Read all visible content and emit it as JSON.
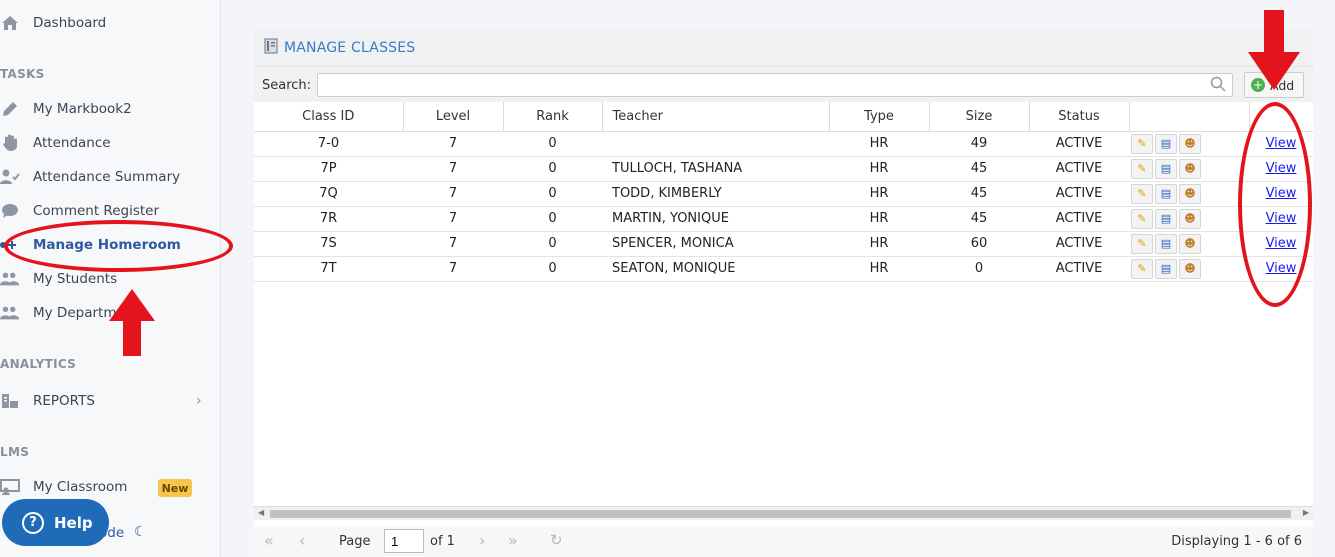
{
  "sidebar": {
    "items": [
      {
        "label": "Dashboard",
        "icon": "home-icon"
      },
      {
        "label": "My Markbook2",
        "icon": "pencil-icon"
      },
      {
        "label": "Attendance",
        "icon": "hand-icon"
      },
      {
        "label": "Attendance Summary",
        "icon": "user-check-icon"
      },
      {
        "label": "Comment Register",
        "icon": "comment-icon"
      },
      {
        "label": "Manage Homeroom",
        "icon": "user-plus-icon"
      },
      {
        "label": "My Students",
        "icon": "users-icon"
      },
      {
        "label": "My Departm",
        "icon": "users-icon"
      },
      {
        "label": "REPORTS",
        "icon": "report-icon"
      },
      {
        "label": "My Classroom",
        "icon": "classroom-icon"
      }
    ],
    "sections": {
      "tasks": "TASKS",
      "analytics": "ANALYTICS",
      "lms": "LMS"
    },
    "badge_new": "New",
    "help_label": "Help",
    "mode_label_tail": "ode"
  },
  "panel": {
    "title": "MANAGE CLASSES",
    "search_label": "Search:",
    "search_value": "",
    "add_label": "Add",
    "columns": [
      "Class ID",
      "Level",
      "Rank",
      "Teacher",
      "Type",
      "Size",
      "Status",
      "",
      ""
    ],
    "rows": [
      {
        "class_id": "7-0",
        "level": "7",
        "rank": "0",
        "teacher": "",
        "type": "HR",
        "size": "49",
        "status": "ACTIVE",
        "view": "View"
      },
      {
        "class_id": "7P",
        "level": "7",
        "rank": "0",
        "teacher": "TULLOCH, TASHANA",
        "type": "HR",
        "size": "45",
        "status": "ACTIVE",
        "view": "View"
      },
      {
        "class_id": "7Q",
        "level": "7",
        "rank": "0",
        "teacher": "TODD, KIMBERLY",
        "type": "HR",
        "size": "45",
        "status": "ACTIVE",
        "view": "View"
      },
      {
        "class_id": "7R",
        "level": "7",
        "rank": "0",
        "teacher": "MARTIN, YONIQUE",
        "type": "HR",
        "size": "45",
        "status": "ACTIVE",
        "view": "View"
      },
      {
        "class_id": "7S",
        "level": "7",
        "rank": "0",
        "teacher": "SPENCER, MONICA",
        "type": "HR",
        "size": "60",
        "status": "ACTIVE",
        "view": "View"
      },
      {
        "class_id": "7T",
        "level": "7",
        "rank": "0",
        "teacher": "SEATON, MONIQUE",
        "type": "HR",
        "size": "0",
        "status": "ACTIVE",
        "view": "View"
      }
    ]
  },
  "pager": {
    "page_label": "Page",
    "page_value": "1",
    "of_label": "of 1",
    "display_text": "Displaying 1 - 6 of 6"
  },
  "colors": {
    "accent": "#2d5aa0",
    "title_blue": "#3b7bc4",
    "annotation_red": "#e4141c"
  }
}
========
TASK GOAL: All the records above need to be given again word for word. Skip the pictures.

TASK RESPONSE:
Read all visible content and emit it as JSON.
{
  "sidebar": {
    "items": [
      {
        "label": "Dashboard",
        "icon": "home-icon"
      },
      {
        "label": "My Markbook2",
        "icon": "pencil-icon"
      },
      {
        "label": "Attendance",
        "icon": "hand-icon"
      },
      {
        "label": "Attendance Summary",
        "icon": "user-check-icon"
      },
      {
        "label": "Comment Register",
        "icon": "comment-icon"
      },
      {
        "label": "Manage Homeroom",
        "icon": "user-plus-icon"
      },
      {
        "label": "My Students",
        "icon": "users-icon"
      },
      {
        "label": "My Departm",
        "icon": "users-icon"
      },
      {
        "label": "REPORTS",
        "icon": "report-icon"
      },
      {
        "label": "My Classroom",
        "icon": "classroom-icon"
      }
    ],
    "sections": {
      "tasks": "TASKS",
      "analytics": "ANALYTICS",
      "lms": "LMS"
    },
    "badge_new": "New",
    "help_label": "Help",
    "mode_label_tail": "ode"
  },
  "panel": {
    "title": "MANAGE CLASSES",
    "search_label": "Search:",
    "search_value": "",
    "add_label": "Add",
    "columns": [
      "Class ID",
      "Level",
      "Rank",
      "Teacher",
      "Type",
      "Size",
      "Status",
      "",
      ""
    ],
    "rows": [
      {
        "class_id": "7-0",
        "level": "7",
        "rank": "0",
        "teacher": "",
        "type": "HR",
        "size": "49",
        "status": "ACTIVE",
        "view": "View"
      },
      {
        "class_id": "7P",
        "level": "7",
        "rank": "0",
        "teacher": "TULLOCH, TASHANA",
        "type": "HR",
        "size": "45",
        "status": "ACTIVE",
        "view": "View"
      },
      {
        "class_id": "7Q",
        "level": "7",
        "rank": "0",
        "teacher": "TODD, KIMBERLY",
        "type": "HR",
        "size": "45",
        "status": "ACTIVE",
        "view": "View"
      },
      {
        "class_id": "7R",
        "level": "7",
        "rank": "0",
        "teacher": "MARTIN, YONIQUE",
        "type": "HR",
        "size": "45",
        "status": "ACTIVE",
        "view": "View"
      },
      {
        "class_id": "7S",
        "level": "7",
        "rank": "0",
        "teacher": "SPENCER, MONICA",
        "type": "HR",
        "size": "60",
        "status": "ACTIVE",
        "view": "View"
      },
      {
        "class_id": "7T",
        "level": "7",
        "rank": "0",
        "teacher": "SEATON, MONIQUE",
        "type": "HR",
        "size": "0",
        "status": "ACTIVE",
        "view": "View"
      }
    ]
  },
  "pager": {
    "page_label": "Page",
    "page_value": "1",
    "of_label": "of 1",
    "display_text": "Displaying 1 - 6 of 6"
  },
  "colors": {
    "accent": "#2d5aa0",
    "title_blue": "#3b7bc4",
    "annotation_red": "#e4141c"
  }
}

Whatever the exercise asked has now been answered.